[Collected data]
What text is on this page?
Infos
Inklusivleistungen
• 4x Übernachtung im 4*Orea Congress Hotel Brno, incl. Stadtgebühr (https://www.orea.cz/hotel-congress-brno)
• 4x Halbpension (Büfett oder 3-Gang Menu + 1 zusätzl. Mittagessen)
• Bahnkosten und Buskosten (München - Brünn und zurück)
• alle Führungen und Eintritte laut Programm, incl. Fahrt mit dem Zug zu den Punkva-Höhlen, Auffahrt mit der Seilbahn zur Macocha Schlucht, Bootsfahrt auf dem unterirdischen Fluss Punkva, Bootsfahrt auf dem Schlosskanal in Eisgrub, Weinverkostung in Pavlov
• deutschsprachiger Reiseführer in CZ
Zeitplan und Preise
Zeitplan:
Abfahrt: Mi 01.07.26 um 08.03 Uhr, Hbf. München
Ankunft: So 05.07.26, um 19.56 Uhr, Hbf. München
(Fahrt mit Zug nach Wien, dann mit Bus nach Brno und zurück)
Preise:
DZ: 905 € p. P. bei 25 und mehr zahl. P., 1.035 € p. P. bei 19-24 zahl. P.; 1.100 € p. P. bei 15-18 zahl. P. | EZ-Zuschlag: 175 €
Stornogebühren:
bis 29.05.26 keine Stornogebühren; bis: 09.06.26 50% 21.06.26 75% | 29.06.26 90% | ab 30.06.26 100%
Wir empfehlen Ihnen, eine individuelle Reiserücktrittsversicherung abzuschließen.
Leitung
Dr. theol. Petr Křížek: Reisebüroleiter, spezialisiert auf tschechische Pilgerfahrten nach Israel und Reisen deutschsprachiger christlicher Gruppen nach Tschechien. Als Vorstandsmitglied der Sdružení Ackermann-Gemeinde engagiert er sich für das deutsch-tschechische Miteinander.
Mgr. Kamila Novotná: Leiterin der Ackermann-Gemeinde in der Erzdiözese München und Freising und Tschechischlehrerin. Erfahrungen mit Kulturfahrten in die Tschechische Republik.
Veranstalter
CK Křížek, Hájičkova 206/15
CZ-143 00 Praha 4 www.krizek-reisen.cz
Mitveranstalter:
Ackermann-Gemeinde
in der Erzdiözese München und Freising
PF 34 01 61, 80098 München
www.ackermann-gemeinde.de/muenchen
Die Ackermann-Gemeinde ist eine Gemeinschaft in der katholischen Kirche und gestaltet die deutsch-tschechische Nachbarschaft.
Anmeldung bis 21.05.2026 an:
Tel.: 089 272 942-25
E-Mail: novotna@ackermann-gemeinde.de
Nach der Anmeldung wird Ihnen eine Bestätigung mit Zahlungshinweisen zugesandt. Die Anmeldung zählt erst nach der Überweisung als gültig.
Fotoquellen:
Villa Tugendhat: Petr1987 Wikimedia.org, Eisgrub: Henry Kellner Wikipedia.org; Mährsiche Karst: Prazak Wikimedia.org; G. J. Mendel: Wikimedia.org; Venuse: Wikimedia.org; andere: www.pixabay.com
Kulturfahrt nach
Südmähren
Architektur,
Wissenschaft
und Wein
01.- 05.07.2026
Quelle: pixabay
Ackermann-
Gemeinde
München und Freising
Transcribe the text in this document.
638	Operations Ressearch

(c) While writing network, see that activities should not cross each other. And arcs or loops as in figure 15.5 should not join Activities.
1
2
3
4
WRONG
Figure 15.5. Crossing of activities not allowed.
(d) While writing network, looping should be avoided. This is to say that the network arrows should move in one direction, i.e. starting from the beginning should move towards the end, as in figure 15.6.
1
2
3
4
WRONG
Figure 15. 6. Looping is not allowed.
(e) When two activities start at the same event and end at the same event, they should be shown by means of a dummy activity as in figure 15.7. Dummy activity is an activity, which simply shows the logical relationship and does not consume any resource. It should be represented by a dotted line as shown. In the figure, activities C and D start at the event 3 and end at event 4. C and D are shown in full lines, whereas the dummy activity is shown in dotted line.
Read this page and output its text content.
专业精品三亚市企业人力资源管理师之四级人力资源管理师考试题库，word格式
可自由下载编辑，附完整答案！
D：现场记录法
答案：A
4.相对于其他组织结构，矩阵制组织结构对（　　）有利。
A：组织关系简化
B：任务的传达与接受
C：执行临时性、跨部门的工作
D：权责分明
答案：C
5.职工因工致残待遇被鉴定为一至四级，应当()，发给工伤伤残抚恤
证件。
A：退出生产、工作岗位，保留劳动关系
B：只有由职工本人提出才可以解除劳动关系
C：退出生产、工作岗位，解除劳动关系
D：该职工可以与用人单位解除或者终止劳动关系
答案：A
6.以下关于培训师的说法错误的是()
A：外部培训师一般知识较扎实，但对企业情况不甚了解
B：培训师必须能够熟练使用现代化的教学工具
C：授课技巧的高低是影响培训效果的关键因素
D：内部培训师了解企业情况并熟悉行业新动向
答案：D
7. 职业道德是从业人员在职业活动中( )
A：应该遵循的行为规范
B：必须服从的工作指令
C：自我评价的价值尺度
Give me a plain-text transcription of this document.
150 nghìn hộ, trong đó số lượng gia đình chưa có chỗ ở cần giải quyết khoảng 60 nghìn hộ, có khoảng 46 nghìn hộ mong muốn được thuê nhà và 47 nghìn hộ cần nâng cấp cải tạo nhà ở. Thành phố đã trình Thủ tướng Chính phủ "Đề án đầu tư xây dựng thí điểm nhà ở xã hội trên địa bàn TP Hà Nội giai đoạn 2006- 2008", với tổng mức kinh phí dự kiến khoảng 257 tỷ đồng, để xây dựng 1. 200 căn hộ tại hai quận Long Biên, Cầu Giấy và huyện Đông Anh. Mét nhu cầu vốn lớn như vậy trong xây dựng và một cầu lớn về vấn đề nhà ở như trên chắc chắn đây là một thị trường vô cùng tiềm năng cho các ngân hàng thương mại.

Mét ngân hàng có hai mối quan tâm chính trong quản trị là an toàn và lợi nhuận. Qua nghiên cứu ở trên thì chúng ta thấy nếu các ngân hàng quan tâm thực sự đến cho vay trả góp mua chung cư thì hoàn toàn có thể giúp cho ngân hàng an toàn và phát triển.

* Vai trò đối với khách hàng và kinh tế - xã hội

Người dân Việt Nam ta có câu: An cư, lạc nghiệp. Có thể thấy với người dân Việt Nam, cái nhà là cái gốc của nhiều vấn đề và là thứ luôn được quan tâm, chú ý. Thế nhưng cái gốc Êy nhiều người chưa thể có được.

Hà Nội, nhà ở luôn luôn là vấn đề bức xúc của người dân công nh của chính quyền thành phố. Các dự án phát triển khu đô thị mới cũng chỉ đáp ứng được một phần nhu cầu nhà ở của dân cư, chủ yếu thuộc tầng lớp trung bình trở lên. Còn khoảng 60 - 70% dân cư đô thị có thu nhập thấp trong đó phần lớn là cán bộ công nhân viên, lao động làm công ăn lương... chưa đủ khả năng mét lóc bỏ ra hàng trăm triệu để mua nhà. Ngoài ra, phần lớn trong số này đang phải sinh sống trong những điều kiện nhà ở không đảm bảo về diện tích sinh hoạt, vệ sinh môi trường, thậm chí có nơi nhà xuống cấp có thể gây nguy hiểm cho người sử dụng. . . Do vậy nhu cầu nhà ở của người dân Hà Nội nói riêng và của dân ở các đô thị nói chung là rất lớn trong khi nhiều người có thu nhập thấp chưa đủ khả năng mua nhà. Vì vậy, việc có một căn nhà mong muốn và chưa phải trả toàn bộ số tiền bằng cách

→ Exercise details:
Find every line in the records that contains the word "工作岗位"; copy those lines.

→ Result of this task:
A：退出生产、工作岗位，保留劳动关系
C：退出生产、工作岗位，解除劳动关系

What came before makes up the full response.